### EXERCISE GOAL
Without the pictures, return each record as it appears.

### DATA SECTION
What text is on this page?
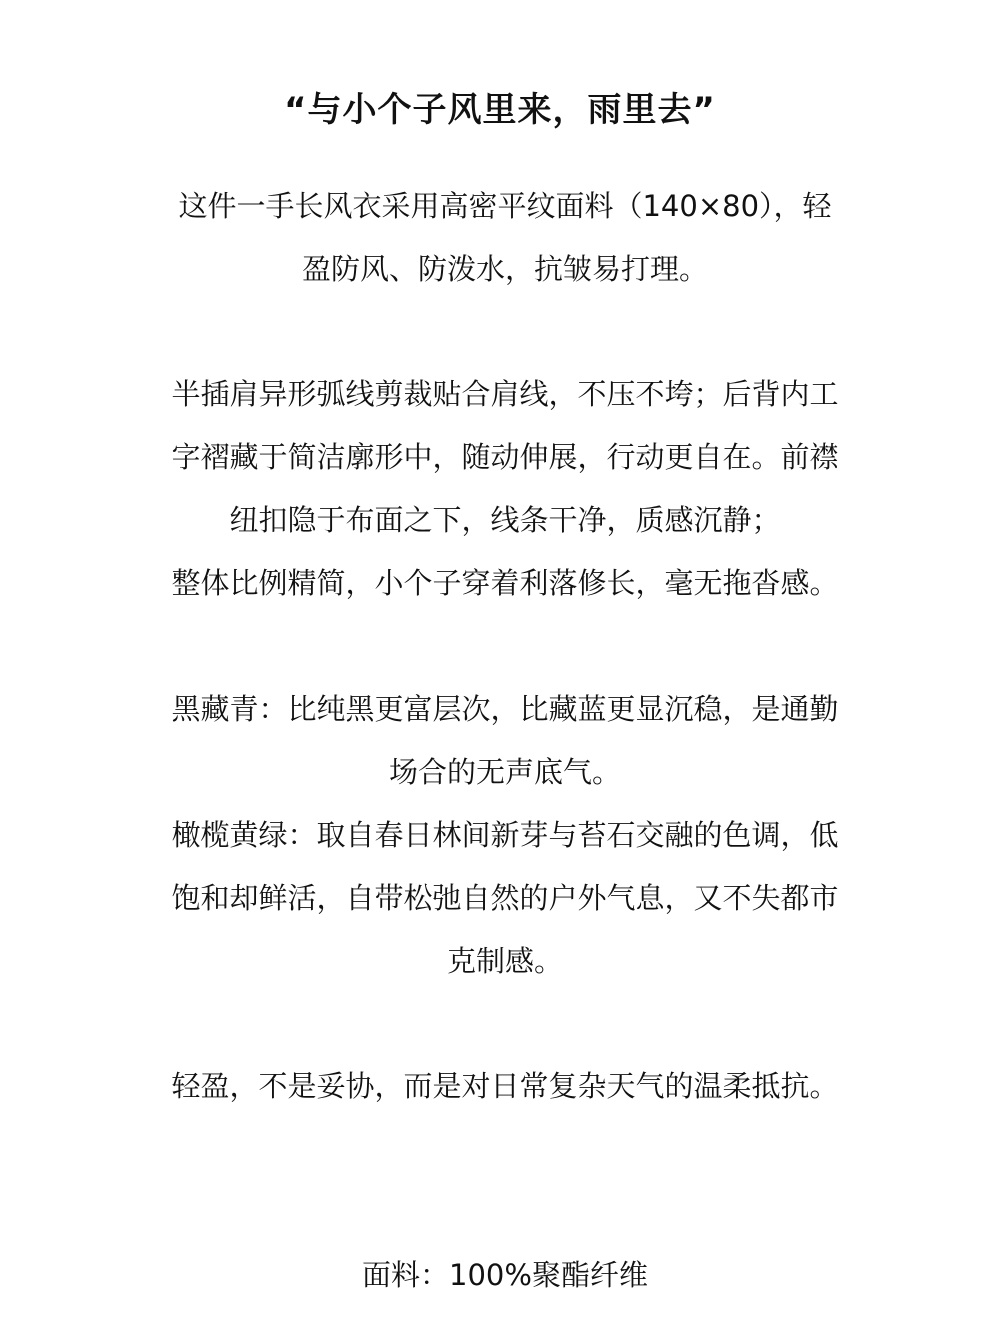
“与小个子风里来，雨里去”

这件一手长风衣采用高密平纹面料（140×80），轻
盈防风、防泼水，抗皱易打理。

半插肩异形弧线剪裁贴合肩线，不压不垮；后背内工
字褶藏于简洁廓形中，随动伸展，行动更自在。前襟
纽扣隐于布面之下，线条干净，质感沉静；
整体比例精简，小个子穿着利落修长，毫无拖沓感。

黑藏青：比纯黑更富层次，比藏蓝更显沉稳，是通勤
场合的无声底气。
橄榄黄绿：取自春日林间新芽与苔石交融的色调，低
饱和却鲜活，自带松弛自然的户外气息，又不失都市
克制感。

轻盈，不是妥协，而是对日常复杂天气的温柔抵抗。

面料：100%聚酯纤维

### CORRECT RESULT
What text is on this page?
“与小个子风里来，雨里去”

这件一手长风衣采用高密平纹面料（140×80），轻
盈防风、防泼水，抗皱易打理。

半插肩异形弧线剪裁贴合肩线，不压不垮；后背内工
字褶藏于简洁廓形中，随动伸展，行动更自在。前襟
纽扣隐于布面之下，线条干净，质感沉静；
整体比例精简，小个子穿着利落修长，毫无拖沓感。

黑藏青：比纯黑更富层次，比藏蓝更显沉稳，是通勤
场合的无声底气。
橄榄黄绿：取自春日林间新芽与苔石交融的色调，低
饱和却鲜活，自带松弛自然的户外气息，又不失都市
克制感。

轻盈，不是妥协，而是对日常复杂天气的温柔抵抗。

面料：100%聚酯纤维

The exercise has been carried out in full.